*ISTRUZIONI ESERCIZIO*.
Ricopia senza modifiche le righe dei dati che vanno da quella contenente "map-tab[interactable]: rhythmia:AP: [94, 14, 154, 29]" fino a quella contenente "thumbnail: [560, 252, 596, 298]", entrambe incluse.

*DATI DI PARTENZA*.
____

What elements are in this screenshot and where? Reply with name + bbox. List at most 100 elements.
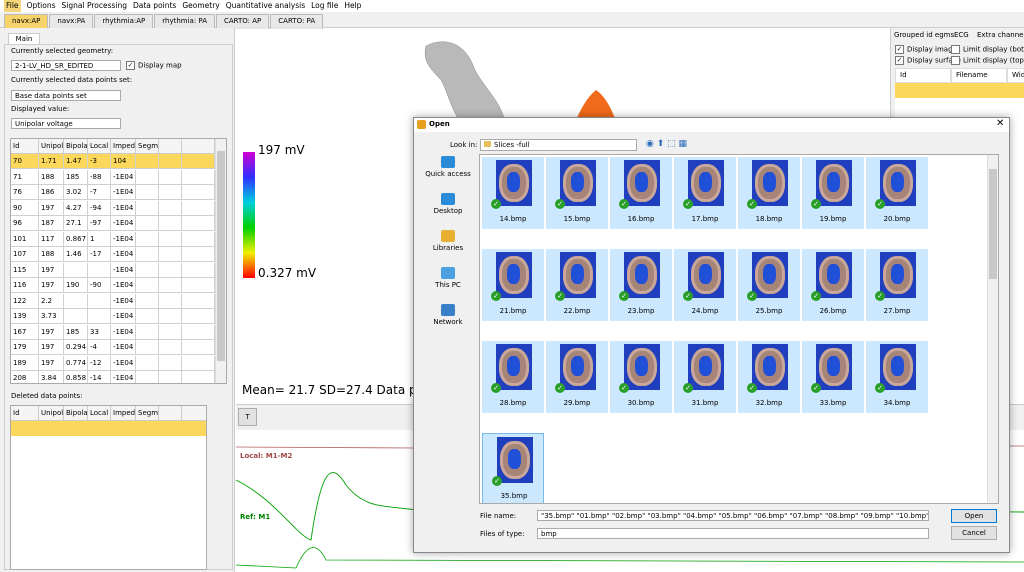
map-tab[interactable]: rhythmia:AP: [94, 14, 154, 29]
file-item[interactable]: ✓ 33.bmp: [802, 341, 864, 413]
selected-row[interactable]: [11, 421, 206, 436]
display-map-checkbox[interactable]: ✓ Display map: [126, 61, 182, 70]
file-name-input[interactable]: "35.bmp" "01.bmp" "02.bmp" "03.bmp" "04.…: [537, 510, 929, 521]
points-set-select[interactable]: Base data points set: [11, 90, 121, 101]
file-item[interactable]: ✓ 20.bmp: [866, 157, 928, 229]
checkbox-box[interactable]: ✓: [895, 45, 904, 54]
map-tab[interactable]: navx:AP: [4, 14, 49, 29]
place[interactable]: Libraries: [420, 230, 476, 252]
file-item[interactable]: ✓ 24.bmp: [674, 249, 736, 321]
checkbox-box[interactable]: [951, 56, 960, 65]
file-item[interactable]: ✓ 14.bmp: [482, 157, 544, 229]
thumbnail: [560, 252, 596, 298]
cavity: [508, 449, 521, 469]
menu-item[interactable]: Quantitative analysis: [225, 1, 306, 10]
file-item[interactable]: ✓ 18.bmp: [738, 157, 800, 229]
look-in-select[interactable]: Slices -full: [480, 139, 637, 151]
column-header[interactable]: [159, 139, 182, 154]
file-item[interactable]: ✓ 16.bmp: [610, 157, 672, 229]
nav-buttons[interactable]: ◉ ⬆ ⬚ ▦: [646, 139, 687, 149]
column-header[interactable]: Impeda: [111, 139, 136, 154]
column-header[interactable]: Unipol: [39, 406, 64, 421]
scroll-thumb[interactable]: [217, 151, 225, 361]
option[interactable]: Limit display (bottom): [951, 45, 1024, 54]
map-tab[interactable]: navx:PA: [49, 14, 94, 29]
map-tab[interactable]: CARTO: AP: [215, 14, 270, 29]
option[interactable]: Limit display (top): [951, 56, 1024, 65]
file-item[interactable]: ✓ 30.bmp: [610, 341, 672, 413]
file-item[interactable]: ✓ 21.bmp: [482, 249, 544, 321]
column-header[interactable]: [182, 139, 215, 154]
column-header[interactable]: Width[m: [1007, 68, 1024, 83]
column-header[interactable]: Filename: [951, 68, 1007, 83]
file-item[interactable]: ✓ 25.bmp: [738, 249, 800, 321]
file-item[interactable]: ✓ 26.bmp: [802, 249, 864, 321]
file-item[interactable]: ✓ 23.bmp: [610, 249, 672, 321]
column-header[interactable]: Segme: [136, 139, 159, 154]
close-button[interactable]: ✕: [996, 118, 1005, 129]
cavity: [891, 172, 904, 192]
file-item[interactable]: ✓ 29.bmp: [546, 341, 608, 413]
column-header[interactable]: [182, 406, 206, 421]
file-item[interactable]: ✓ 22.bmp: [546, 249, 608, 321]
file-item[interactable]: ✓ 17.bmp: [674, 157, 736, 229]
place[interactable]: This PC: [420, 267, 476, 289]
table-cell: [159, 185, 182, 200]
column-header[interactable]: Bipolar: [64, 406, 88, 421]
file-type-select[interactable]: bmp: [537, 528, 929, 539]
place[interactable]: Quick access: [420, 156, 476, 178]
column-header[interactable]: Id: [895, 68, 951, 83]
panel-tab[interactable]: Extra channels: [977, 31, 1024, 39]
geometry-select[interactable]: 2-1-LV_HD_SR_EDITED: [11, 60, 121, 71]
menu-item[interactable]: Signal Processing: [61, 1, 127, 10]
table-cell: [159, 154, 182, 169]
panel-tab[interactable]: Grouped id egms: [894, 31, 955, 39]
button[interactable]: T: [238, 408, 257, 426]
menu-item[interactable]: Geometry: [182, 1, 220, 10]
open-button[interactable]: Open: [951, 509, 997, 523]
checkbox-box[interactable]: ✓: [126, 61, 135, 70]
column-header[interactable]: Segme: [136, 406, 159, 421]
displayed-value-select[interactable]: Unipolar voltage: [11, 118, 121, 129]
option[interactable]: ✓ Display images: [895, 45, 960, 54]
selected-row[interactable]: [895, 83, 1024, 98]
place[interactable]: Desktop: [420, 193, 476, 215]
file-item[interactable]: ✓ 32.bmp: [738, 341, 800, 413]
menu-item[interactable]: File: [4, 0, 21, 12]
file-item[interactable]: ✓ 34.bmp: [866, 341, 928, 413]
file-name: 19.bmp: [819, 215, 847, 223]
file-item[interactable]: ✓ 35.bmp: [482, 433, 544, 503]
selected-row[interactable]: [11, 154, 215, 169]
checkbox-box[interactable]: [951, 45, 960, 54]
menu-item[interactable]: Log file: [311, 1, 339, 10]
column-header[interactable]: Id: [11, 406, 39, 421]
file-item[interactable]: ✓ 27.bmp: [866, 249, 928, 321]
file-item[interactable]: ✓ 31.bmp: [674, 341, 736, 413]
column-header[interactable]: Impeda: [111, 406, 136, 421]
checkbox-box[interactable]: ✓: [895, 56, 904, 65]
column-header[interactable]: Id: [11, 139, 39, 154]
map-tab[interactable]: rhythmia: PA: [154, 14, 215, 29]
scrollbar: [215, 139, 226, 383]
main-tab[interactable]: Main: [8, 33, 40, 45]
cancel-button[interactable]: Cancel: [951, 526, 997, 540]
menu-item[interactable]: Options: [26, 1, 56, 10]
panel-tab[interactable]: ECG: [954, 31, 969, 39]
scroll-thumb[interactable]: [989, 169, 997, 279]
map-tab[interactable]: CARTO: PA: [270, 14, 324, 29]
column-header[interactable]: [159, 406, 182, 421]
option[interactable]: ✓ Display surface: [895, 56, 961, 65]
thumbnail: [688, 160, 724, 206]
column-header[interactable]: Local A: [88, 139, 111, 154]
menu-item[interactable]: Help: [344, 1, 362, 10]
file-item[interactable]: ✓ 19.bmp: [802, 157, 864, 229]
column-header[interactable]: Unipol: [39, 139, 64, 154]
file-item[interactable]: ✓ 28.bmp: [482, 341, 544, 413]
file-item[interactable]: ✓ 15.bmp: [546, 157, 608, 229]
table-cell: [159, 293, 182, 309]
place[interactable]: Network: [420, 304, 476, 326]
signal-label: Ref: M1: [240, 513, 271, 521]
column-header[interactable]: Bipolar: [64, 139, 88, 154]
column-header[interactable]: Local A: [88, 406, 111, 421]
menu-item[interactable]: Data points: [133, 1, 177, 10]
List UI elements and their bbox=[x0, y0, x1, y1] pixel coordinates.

____

*RISULTATO ESERCIZIO*.
map-tab[interactable]: rhythmia:AP: [94, 14, 154, 29]
file-item[interactable]: ✓ 33.bmp: [802, 341, 864, 413]
selected-row[interactable]: [11, 421, 206, 436]
display-map-checkbox[interactable]: ✓ Display map: [126, 61, 182, 70]
file-name-input[interactable]: "35.bmp" "01.bmp" "02.bmp" "03.bmp" "04.…: [537, 510, 929, 521]
points-set-select[interactable]: Base data points set: [11, 90, 121, 101]
file-item[interactable]: ✓ 20.bmp: [866, 157, 928, 229]
checkbox-box[interactable]: ✓: [895, 45, 904, 54]
map-tab[interactable]: navx:AP: [4, 14, 49, 29]
place[interactable]: Libraries: [420, 230, 476, 252]
file-item[interactable]: ✓ 24.bmp: [674, 249, 736, 321]
checkbox-box[interactable]: [951, 56, 960, 65]
file-item[interactable]: ✓ 14.bmp: [482, 157, 544, 229]
thumbnail: [560, 252, 596, 298]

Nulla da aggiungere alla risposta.